> [Instructions to follow]:
Transcribe every entry word for word, leaving out all images.

===== Dataset records

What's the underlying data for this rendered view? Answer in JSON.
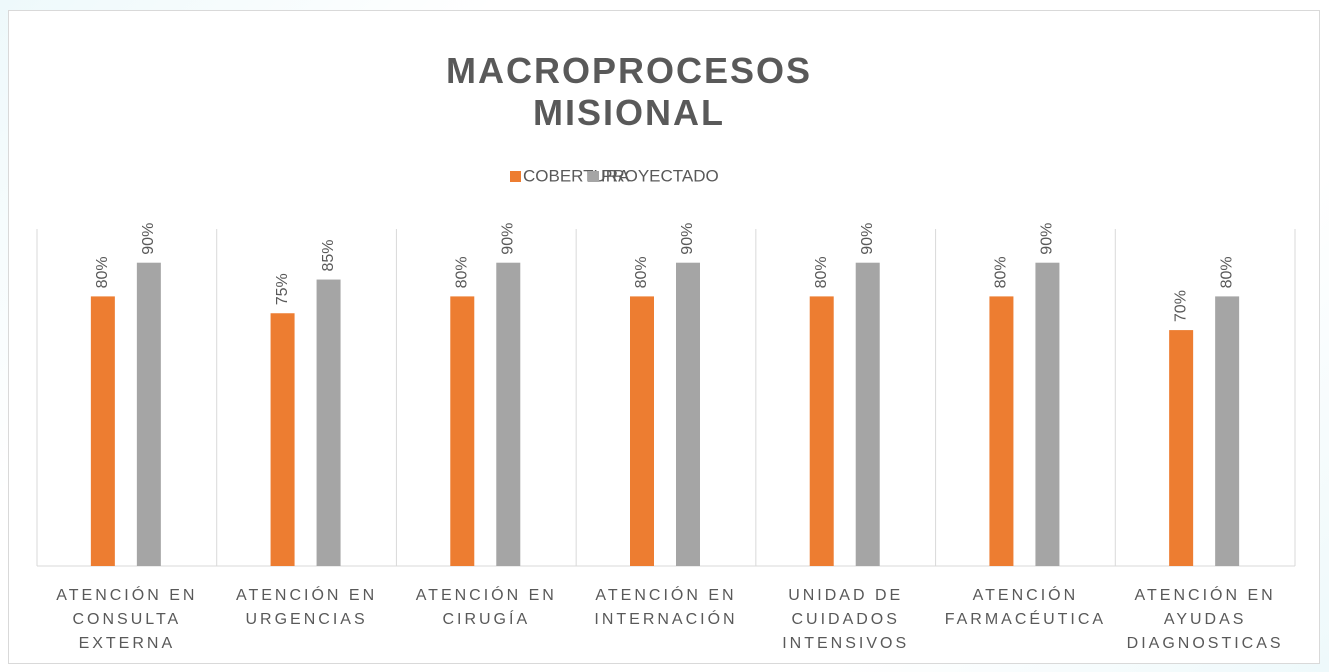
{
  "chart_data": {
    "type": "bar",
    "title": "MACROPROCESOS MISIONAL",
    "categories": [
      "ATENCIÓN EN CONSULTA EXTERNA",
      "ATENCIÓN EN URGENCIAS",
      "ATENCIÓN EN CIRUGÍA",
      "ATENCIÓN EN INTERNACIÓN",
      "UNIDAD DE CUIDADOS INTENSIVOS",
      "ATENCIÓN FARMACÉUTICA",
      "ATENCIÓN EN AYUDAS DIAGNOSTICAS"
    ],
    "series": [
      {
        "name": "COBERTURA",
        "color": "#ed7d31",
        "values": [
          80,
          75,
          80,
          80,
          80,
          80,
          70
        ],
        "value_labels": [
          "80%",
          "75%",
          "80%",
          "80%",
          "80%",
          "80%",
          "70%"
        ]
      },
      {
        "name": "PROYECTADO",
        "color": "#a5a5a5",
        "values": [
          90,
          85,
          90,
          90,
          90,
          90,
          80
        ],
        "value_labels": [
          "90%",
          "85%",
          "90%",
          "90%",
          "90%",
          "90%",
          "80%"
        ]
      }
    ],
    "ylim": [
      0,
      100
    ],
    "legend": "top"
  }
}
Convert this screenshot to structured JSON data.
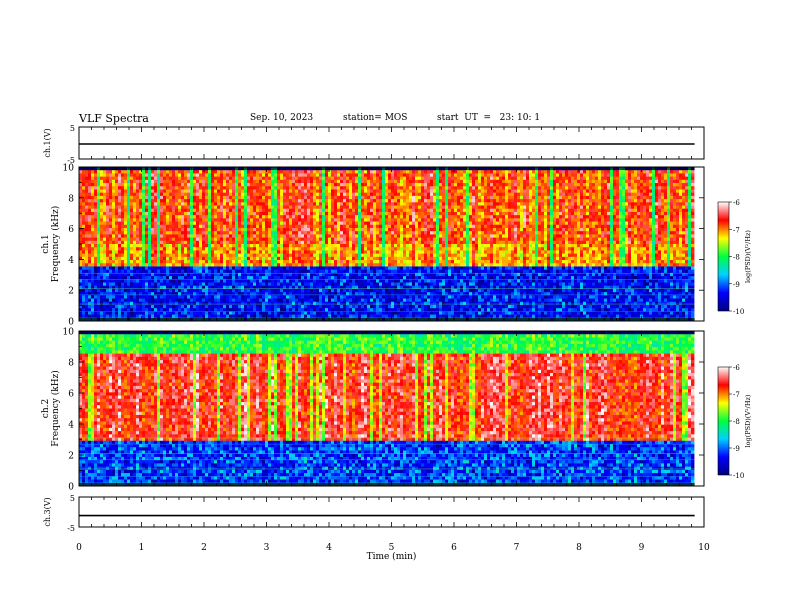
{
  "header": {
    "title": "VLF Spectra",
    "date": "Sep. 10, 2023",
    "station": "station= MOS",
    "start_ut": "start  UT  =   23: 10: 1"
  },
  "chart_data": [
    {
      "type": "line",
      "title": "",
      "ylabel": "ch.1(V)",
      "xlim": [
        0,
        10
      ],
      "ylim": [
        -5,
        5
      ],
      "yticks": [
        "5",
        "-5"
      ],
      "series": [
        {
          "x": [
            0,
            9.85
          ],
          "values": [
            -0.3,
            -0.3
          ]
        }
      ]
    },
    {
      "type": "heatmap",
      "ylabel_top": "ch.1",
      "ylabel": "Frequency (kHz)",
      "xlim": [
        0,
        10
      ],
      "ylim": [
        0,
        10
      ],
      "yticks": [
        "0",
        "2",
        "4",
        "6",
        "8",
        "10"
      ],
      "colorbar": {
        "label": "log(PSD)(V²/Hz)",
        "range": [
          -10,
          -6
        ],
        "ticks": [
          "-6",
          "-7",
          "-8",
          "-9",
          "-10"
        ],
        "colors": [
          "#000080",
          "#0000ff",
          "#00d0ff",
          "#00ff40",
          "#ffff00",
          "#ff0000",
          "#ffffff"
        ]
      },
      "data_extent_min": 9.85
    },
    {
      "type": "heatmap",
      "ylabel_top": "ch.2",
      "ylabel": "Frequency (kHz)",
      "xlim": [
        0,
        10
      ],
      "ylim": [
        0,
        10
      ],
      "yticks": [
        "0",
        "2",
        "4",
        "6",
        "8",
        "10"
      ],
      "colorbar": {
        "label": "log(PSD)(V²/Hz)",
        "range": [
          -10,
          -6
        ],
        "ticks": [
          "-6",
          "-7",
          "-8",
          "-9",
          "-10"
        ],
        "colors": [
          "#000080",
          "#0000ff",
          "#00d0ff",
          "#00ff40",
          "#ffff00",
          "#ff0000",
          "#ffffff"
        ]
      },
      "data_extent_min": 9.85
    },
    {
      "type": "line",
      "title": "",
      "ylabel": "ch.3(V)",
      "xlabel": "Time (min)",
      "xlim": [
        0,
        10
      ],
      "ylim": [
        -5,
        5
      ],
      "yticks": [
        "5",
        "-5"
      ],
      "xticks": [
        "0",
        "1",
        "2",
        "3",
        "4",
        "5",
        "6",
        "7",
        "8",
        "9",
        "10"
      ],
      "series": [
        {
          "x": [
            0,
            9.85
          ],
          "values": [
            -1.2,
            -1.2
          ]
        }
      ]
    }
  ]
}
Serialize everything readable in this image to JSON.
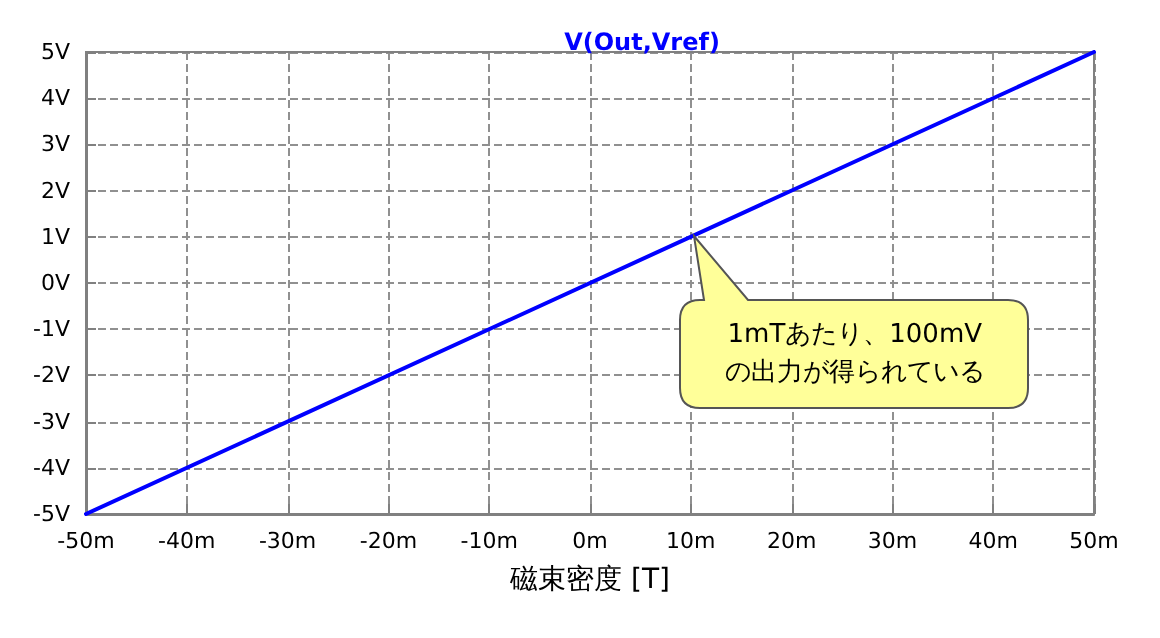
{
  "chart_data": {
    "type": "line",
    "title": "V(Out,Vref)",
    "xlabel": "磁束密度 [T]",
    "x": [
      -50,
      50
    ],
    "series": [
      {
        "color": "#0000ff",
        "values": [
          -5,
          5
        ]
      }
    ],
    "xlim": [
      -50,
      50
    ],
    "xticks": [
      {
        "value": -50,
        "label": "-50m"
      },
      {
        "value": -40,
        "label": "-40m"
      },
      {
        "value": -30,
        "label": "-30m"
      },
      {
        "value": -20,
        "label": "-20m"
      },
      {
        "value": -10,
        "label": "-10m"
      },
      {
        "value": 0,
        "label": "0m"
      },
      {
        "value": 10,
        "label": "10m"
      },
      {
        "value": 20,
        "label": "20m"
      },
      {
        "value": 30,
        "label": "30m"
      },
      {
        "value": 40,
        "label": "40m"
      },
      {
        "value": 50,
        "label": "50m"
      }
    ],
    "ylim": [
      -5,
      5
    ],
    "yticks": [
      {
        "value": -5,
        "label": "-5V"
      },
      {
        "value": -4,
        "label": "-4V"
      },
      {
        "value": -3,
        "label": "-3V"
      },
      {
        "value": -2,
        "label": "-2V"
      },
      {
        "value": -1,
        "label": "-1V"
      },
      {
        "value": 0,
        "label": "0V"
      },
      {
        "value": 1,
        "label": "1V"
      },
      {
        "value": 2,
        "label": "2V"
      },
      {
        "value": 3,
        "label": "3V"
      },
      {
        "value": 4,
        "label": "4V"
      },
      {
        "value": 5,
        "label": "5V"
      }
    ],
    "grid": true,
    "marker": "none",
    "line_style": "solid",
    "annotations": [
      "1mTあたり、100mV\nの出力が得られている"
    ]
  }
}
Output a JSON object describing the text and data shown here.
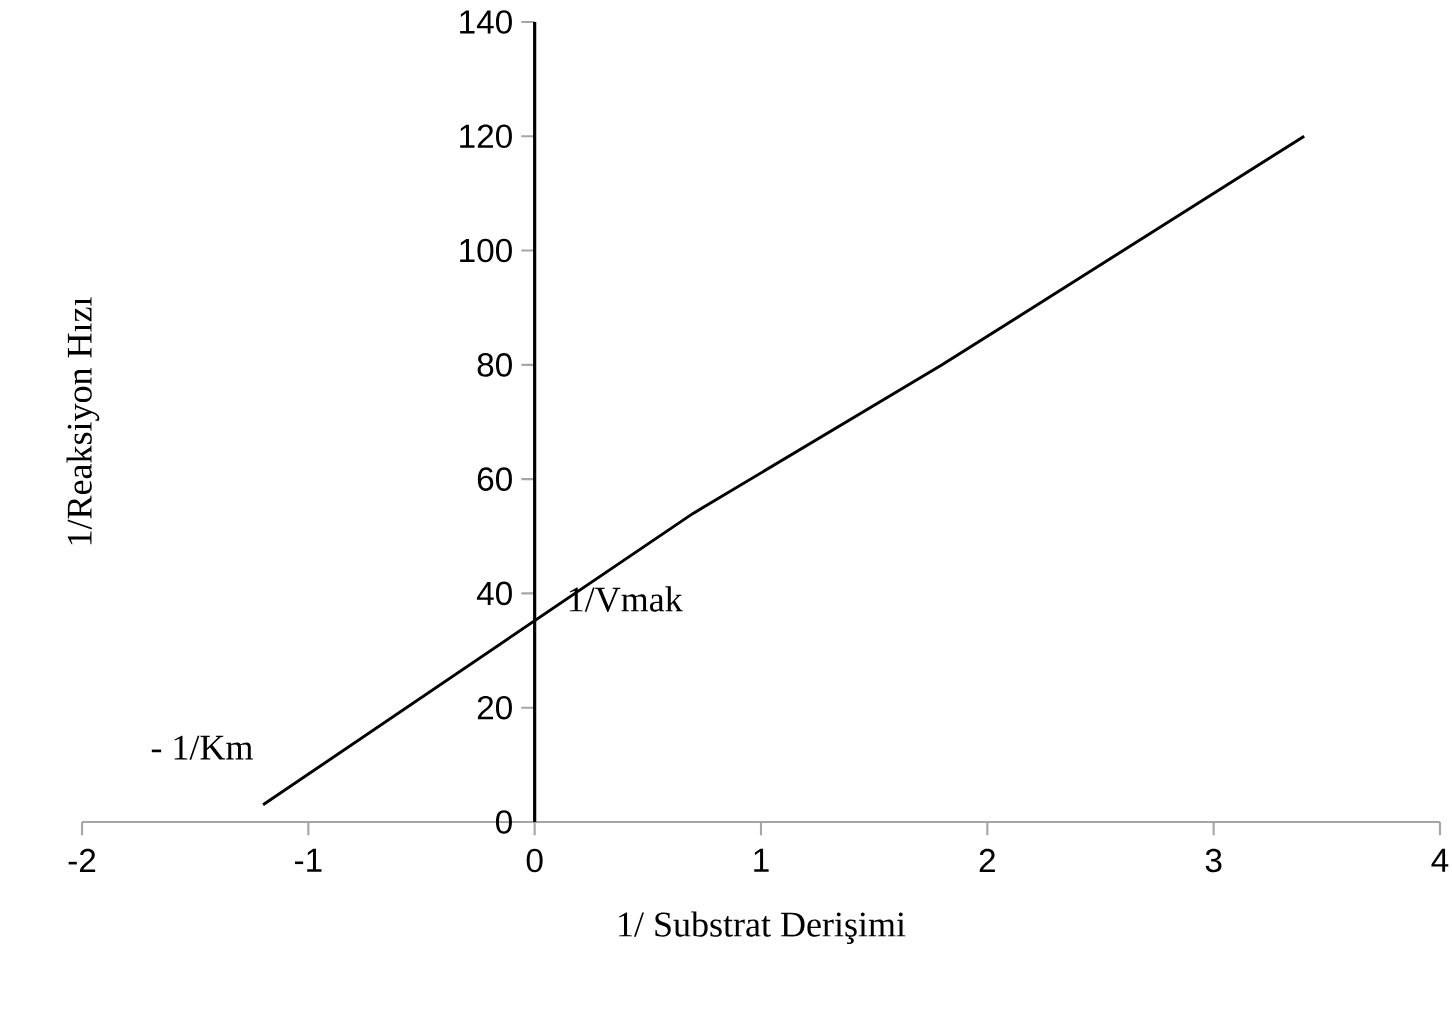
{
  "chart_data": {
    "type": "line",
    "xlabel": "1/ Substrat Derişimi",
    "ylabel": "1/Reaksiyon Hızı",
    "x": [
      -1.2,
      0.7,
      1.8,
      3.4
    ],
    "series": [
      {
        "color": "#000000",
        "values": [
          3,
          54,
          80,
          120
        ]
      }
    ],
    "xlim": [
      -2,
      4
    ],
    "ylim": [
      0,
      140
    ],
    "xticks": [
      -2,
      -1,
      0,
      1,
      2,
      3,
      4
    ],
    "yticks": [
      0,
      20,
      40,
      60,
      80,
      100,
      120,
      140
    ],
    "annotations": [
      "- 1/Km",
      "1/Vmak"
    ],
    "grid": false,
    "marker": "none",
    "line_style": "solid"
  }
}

==========

> [Answer for the task]:
What's the underlying data for this rendered view? Answer in JSON.
{
  "chart_data": {
    "type": "bar",
    "title": "MACROPROCESOS MISIONAL",
    "categories": [
      "ATENCIÓN EN CONSULTA EXTERNA",
      "ATENCIÓN EN URGENCIAS",
      "ATENCIÓN EN CIRUGÍA",
      "ATENCIÓN EN INTERNACIÓN",
      "UNIDAD DE CUIDADOS INTENSIVOS",
      "ATENCIÓN FARMACÉUTICA",
      "ATENCIÓN EN AYUDAS DIAGNOSTICAS"
    ],
    "series": [
      {
        "name": "COBERTURA",
        "color": "#ed7d31",
        "values": [
          80,
          75,
          80,
          80,
          80,
          80,
          70
        ],
        "value_labels": [
          "80%",
          "75%",
          "80%",
          "80%",
          "80%",
          "80%",
          "70%"
        ]
      },
      {
        "name": "PROYECTADO",
        "color": "#a5a5a5",
        "values": [
          90,
          85,
          90,
          90,
          90,
          90,
          80
        ],
        "value_labels": [
          "90%",
          "85%",
          "90%",
          "90%",
          "90%",
          "90%",
          "80%"
        ]
      }
    ],
    "ylim": [
      0,
      100
    ],
    "legend": "top"
  }
}
Convert this screenshot to structured JSON data.
{
  "header": {
    "title": "VLF Spectra",
    "date": "Sep. 10, 2023",
    "station": "station= MOS",
    "start_ut": "start  UT  =   23: 10: 1"
  },
  "chart_data": [
    {
      "type": "line",
      "title": "",
      "ylabel": "ch.1(V)",
      "xlim": [
        0,
        10
      ],
      "ylim": [
        -5,
        5
      ],
      "yticks": [
        "5",
        "-5"
      ],
      "series": [
        {
          "x": [
            0,
            9.85
          ],
          "values": [
            -0.3,
            -0.3
          ]
        }
      ]
    },
    {
      "type": "heatmap",
      "ylabel_top": "ch.1",
      "ylabel": "Frequency (kHz)",
      "xlim": [
        0,
        10
      ],
      "ylim": [
        0,
        10
      ],
      "yticks": [
        "0",
        "2",
        "4",
        "6",
        "8",
        "10"
      ],
      "colorbar": {
        "label": "log(PSD)(V²/Hz)",
        "range": [
          -10,
          -6
        ],
        "ticks": [
          "-6",
          "-7",
          "-8",
          "-9",
          "-10"
        ],
        "colors": [
          "#000080",
          "#0000ff",
          "#00d0ff",
          "#00ff40",
          "#ffff00",
          "#ff0000",
          "#ffffff"
        ]
      },
      "data_extent_min": 9.85
    },
    {
      "type": "heatmap",
      "ylabel_top": "ch.2",
      "ylabel": "Frequency (kHz)",
      "xlim": [
        0,
        10
      ],
      "ylim": [
        0,
        10
      ],
      "yticks": [
        "0",
        "2",
        "4",
        "6",
        "8",
        "10"
      ],
      "colorbar": {
        "label": "log(PSD)(V²/Hz)",
        "range": [
          -10,
          -6
        ],
        "ticks": [
          "-6",
          "-7",
          "-8",
          "-9",
          "-10"
        ],
        "colors": [
          "#000080",
          "#0000ff",
          "#00d0ff",
          "#00ff40",
          "#ffff00",
          "#ff0000",
          "#ffffff"
        ]
      },
      "data_extent_min": 9.85
    },
    {
      "type": "line",
      "title": "",
      "ylabel": "ch.3(V)",
      "xlabel": "Time (min)",
      "xlim": [
        0,
        10
      ],
      "ylim": [
        -5,
        5
      ],
      "yticks": [
        "5",
        "-5"
      ],
      "xticks": [
        "0",
        "1",
        "2",
        "3",
        "4",
        "5",
        "6",
        "7",
        "8",
        "9",
        "10"
      ],
      "series": [
        {
          "x": [
            0,
            9.85
          ],
          "values": [
            -1.2,
            -1.2
          ]
        }
      ]
    }
  ]
}
Serialize everything readable in this image to JSON.
{
  "chart_data": {
    "type": "line",
    "title": "V(Out,Vref)",
    "xlabel": "磁束密度 [T]",
    "x": [
      -50,
      50
    ],
    "series": [
      {
        "color": "#0000ff",
        "values": [
          -5,
          5
        ]
      }
    ],
    "xlim": [
      -50,
      50
    ],
    "xticks": [
      {
        "value": -50,
        "label": "-50m"
      },
      {
        "value": -40,
        "label": "-40m"
      },
      {
        "value": -30,
        "label": "-30m"
      },
      {
        "value": -20,
        "label": "-20m"
      },
      {
        "value": -10,
        "label": "-10m"
      },
      {
        "value": 0,
        "label": "0m"
      },
      {
        "value": 10,
        "label": "10m"
      },
      {
        "value": 20,
        "label": "20m"
      },
      {
        "value": 30,
        "label": "30m"
      },
      {
        "value": 40,
        "label": "40m"
      },
      {
        "value": 50,
        "label": "50m"
      }
    ],
    "ylim": [
      -5,
      5
    ],
    "yticks": [
      {
        "value": -5,
        "label": "-5V"
      },
      {
        "value": -4,
        "label": "-4V"
      },
      {
        "value": -3,
        "label": "-3V"
      },
      {
        "value": -2,
        "label": "-2V"
      },
      {
        "value": -1,
        "label": "-1V"
      },
      {
        "value": 0,
        "label": "0V"
      },
      {
        "value": 1,
        "label": "1V"
      },
      {
        "value": 2,
        "label": "2V"
      },
      {
        "value": 3,
        "label": "3V"
      },
      {
        "value": 4,
        "label": "4V"
      },
      {
        "value": 5,
        "label": "5V"
      }
    ],
    "grid": true,
    "marker": "none",
    "line_style": "solid",
    "annotations": [
      "1mTあたり、100mV\nの出力が得られている"
    ]
  }
}
Output a JSON object describing the text and data shown here.
{
  "chart_data": {
    "type": "line",
    "xlabel": "1/ Substrat Derişimi",
    "ylabel": "1/Reaksiyon Hızı",
    "x": [
      -1.2,
      0.7,
      1.8,
      3.4
    ],
    "series": [
      {
        "color": "#000000",
        "values": [
          3,
          54,
          80,
          120
        ]
      }
    ],
    "xlim": [
      -2,
      4
    ],
    "ylim": [
      0,
      140
    ],
    "xticks": [
      -2,
      -1,
      0,
      1,
      2,
      3,
      4
    ],
    "yticks": [
      0,
      20,
      40,
      60,
      80,
      100,
      120,
      140
    ],
    "annotations": [
      "- 1/Km",
      "1/Vmak"
    ],
    "grid": false,
    "marker": "none",
    "line_style": "solid"
  }
}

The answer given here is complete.